▶ Selected text:

Just because a child learns easy doesn’t mean straight book work is the best option for them. Personally, I feel that unit studies make learning more natural. Homeschooling is more than “school at home.” So, when homeschooling your G/T child, look beyond the books. Think of projects based on their topics of interest. Unit studies can be useful in this regard. For the older child, research projects that require more than just a typed paper could be a fun learning activity.

Book reports and research papers can be replaced with posters, art projects, a sewing project, a wood-working project, a diorama, a model, etc. Educational videos and documentaries can replace chapters in textbooks. Then the child can take one part of what they learned and create a hands-on project from it. A field trip to a local museum or even a business can stimulate more learning. In today’s internet world, the student can access museums of all types from around the world. This can add depth to the learning experience.

It’s so easy to be caught up in our busy worlds today that we just want to find a way to “get the job done.” This is not always the best choice for the G/T child. They need more to stimulate their mind. They need to be challenged and allowed to explore/make mistakes/get messy.

▶ Problems:
**A.** In the homeschooling passage, what can replace chapters in textbooks?
**B.** Copy the homeschooling passage starting with "Just because a" and going on through "fun learning activity.", renaming "child" as "student" wherever it appears.

▶ Dataset extract:
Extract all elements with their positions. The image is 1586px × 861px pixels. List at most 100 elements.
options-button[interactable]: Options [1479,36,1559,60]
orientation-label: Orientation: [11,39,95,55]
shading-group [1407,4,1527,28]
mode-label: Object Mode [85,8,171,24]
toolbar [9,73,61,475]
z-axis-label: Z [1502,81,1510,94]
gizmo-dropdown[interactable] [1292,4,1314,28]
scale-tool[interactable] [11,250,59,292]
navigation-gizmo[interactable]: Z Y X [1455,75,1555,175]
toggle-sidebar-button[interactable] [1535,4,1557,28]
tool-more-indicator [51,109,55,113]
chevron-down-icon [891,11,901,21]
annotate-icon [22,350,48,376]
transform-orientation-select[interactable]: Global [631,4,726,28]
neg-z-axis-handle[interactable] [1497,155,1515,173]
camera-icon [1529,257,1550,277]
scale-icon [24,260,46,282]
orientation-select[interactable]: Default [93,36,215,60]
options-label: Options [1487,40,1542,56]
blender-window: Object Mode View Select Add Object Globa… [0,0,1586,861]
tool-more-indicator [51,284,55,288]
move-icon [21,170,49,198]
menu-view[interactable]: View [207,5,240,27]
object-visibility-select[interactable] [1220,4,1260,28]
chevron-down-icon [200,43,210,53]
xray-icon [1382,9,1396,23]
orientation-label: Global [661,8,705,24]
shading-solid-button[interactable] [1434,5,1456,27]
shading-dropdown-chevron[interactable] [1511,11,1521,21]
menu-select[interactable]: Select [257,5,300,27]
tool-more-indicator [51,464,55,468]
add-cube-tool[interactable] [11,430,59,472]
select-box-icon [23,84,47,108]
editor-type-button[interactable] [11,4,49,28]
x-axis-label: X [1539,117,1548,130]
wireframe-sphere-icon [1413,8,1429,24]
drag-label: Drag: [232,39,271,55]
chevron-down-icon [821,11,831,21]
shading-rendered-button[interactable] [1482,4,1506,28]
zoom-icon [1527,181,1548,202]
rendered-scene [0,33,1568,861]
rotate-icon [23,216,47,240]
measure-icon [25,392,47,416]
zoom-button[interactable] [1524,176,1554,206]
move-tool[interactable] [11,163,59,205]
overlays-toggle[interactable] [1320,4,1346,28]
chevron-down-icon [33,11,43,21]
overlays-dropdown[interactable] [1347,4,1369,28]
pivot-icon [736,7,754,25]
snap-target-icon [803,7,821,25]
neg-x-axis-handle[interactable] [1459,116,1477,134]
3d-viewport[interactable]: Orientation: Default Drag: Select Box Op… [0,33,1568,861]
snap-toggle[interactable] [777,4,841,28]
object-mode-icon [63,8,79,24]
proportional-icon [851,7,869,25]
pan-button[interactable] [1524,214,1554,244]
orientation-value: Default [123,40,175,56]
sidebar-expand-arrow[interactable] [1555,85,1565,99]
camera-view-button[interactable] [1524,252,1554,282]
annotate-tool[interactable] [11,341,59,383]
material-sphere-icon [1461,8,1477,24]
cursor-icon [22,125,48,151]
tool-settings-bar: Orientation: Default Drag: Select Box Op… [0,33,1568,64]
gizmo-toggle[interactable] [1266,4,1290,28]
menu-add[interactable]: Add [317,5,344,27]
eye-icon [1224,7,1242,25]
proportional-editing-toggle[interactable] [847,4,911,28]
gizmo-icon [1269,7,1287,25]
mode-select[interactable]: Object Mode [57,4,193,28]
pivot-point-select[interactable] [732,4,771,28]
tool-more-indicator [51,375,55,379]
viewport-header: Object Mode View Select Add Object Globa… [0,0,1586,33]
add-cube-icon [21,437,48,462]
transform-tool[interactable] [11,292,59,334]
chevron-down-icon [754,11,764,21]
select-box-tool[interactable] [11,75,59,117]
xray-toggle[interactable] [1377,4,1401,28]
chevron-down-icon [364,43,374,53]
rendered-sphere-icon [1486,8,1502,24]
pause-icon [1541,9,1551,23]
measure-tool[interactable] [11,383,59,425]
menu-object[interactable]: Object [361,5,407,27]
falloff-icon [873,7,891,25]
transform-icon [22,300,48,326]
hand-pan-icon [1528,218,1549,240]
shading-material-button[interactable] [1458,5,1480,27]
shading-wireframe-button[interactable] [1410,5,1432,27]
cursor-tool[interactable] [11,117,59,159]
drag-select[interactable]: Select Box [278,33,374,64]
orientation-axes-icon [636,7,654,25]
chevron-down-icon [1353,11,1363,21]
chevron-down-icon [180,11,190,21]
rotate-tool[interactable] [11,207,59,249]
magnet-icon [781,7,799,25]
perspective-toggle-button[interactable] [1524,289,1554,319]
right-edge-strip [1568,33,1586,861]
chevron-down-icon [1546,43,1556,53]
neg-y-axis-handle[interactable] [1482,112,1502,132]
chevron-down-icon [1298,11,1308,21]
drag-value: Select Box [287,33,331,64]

▶ Solutions in order:
**A.** Educational videos and documentaries.

**B.**
Just because a student learns easy doesn’t mean straight book work is the best option for them. Personally, I feel that unit studies make learning more natural. Homeschooling is more than “school at home.” So, when homeschooling your G/T student, look beyond the books. Think of projects based on their topics of interest. Unit studies can be useful in this regard. For the older student, research projects that require more than just a typed paper could be a fun learning activity.